| Given request |
Look through the data below and work out how many lines contain the string "soundcloud". Give the number alone.

| Listed records |
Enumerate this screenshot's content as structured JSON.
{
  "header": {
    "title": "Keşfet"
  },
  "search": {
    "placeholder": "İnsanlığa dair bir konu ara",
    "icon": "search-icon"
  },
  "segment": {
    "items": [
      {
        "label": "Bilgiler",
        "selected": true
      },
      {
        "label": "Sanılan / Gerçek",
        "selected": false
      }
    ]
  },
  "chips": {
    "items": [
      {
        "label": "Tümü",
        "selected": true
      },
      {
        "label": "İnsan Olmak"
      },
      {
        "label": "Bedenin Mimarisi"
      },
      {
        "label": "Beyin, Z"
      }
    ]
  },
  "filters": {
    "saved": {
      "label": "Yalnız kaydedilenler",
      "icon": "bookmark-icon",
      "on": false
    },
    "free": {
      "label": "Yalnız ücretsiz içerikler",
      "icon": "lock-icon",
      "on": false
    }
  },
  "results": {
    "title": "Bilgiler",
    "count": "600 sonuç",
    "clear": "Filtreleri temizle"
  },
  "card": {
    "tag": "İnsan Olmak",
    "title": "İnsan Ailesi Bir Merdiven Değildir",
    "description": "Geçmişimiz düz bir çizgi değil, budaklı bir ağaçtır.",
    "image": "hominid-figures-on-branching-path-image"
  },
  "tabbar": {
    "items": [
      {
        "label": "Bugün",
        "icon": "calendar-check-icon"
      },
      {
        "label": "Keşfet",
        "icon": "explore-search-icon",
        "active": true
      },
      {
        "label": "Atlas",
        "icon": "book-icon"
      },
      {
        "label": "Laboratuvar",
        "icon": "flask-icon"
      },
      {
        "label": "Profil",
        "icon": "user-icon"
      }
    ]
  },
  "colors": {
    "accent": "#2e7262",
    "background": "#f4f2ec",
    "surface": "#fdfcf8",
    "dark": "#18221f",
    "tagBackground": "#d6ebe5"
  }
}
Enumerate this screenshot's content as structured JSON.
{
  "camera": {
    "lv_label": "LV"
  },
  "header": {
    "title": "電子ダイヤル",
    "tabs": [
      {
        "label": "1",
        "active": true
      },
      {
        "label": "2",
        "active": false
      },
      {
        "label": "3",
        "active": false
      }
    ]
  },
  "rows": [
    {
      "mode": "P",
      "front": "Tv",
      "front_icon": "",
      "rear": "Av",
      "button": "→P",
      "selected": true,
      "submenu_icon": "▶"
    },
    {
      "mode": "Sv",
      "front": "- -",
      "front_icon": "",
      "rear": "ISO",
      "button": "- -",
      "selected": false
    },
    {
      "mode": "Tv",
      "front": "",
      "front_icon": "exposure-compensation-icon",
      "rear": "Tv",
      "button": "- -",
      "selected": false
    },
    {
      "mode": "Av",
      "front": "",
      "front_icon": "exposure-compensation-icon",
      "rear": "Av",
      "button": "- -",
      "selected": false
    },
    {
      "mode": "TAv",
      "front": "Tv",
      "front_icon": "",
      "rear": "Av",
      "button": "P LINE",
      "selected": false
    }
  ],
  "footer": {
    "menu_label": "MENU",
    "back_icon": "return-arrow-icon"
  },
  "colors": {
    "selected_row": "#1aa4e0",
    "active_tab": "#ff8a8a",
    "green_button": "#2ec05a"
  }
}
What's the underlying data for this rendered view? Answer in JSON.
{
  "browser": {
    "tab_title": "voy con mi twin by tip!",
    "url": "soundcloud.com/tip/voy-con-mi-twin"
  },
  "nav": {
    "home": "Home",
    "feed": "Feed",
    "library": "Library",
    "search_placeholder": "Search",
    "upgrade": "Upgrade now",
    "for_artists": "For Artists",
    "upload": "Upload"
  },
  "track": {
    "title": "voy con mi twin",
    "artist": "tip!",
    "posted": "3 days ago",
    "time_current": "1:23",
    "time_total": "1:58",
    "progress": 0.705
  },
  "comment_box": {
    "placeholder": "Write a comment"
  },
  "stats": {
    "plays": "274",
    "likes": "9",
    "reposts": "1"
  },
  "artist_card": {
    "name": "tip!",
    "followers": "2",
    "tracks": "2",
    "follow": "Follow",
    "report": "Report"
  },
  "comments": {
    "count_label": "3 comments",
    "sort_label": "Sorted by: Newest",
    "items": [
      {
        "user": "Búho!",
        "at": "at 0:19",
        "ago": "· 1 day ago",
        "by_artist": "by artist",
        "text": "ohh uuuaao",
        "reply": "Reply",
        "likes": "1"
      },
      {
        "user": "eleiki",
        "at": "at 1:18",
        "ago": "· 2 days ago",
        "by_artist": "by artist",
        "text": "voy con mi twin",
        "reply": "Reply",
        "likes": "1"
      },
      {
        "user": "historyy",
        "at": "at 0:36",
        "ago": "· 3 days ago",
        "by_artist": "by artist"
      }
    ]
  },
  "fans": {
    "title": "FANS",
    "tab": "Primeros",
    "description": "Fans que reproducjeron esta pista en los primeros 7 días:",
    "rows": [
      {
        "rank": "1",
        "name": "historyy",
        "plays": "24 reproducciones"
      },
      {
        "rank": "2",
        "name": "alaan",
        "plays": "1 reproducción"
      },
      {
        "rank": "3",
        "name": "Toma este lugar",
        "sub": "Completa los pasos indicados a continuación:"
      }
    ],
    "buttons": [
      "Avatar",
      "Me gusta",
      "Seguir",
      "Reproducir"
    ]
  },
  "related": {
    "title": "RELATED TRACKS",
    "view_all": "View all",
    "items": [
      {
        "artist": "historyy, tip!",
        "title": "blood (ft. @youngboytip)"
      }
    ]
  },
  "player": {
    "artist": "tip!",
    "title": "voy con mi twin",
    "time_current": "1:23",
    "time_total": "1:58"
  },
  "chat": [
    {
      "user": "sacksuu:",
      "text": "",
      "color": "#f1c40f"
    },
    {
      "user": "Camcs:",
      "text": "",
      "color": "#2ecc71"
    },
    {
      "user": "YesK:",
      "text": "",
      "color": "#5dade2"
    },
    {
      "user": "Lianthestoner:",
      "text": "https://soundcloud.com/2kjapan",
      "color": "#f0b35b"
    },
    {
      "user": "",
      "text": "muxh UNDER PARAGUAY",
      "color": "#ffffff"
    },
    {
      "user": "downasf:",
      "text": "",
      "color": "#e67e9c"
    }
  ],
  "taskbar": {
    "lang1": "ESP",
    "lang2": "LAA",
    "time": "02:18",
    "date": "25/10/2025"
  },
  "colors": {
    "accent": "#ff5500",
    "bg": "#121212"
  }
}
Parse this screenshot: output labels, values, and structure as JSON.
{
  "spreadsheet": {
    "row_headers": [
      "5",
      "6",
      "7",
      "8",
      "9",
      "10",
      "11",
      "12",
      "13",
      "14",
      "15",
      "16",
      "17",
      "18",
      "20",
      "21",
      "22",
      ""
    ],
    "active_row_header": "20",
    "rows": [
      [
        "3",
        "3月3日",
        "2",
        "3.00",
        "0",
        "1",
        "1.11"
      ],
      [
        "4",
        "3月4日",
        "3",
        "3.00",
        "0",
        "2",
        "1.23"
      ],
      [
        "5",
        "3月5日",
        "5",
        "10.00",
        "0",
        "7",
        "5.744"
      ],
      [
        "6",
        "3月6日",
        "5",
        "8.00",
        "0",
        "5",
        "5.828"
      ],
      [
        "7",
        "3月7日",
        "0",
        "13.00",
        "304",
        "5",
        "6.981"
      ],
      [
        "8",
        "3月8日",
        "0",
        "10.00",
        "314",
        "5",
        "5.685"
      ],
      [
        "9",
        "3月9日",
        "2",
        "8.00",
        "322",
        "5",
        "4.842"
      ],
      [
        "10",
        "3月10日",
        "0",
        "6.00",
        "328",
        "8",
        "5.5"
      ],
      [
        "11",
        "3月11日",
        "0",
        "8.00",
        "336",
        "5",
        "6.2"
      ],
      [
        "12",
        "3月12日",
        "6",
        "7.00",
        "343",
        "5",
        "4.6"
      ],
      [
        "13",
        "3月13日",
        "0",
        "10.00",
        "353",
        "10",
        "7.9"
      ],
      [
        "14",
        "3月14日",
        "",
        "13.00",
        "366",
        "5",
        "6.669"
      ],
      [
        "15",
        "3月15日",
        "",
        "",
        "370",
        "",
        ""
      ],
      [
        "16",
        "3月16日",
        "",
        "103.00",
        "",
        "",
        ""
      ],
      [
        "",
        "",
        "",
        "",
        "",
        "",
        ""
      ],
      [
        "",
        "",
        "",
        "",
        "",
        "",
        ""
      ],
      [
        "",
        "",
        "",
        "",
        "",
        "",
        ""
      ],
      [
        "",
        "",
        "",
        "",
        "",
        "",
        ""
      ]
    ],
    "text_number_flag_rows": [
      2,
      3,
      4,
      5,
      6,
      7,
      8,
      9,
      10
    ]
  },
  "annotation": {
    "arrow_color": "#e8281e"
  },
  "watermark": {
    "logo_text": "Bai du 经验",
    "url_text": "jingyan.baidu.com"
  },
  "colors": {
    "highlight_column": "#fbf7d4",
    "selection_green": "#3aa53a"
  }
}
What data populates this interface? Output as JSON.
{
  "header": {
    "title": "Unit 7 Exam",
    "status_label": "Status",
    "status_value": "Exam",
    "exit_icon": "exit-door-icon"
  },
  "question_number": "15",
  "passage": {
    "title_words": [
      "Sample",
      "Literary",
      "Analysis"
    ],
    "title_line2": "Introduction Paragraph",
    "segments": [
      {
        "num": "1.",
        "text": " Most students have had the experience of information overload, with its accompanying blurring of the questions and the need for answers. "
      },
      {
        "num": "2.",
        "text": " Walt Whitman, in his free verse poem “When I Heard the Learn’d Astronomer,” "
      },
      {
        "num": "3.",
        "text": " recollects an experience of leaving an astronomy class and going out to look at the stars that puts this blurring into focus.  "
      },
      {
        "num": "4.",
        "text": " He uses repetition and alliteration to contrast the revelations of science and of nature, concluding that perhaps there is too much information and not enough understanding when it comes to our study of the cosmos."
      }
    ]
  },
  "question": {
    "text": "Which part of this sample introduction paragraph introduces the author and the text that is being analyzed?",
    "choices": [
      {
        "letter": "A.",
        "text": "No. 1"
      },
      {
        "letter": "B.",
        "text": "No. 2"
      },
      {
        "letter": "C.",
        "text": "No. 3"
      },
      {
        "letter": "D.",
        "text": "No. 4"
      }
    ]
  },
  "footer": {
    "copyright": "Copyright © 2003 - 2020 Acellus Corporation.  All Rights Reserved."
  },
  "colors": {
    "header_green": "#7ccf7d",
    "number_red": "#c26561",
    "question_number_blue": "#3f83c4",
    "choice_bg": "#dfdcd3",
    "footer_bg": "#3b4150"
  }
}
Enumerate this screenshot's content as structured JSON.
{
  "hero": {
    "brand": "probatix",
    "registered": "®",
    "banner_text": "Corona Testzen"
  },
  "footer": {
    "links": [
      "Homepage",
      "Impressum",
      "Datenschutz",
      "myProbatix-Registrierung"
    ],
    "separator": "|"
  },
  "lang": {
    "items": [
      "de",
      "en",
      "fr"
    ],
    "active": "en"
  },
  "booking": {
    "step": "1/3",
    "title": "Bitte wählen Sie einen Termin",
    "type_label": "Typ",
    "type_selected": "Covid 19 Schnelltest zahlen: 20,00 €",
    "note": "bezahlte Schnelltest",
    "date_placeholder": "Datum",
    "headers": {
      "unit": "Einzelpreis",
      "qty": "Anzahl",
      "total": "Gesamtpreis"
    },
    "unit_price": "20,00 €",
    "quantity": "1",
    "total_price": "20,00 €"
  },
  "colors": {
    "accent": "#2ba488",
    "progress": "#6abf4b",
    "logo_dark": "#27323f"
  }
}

| Full response |
2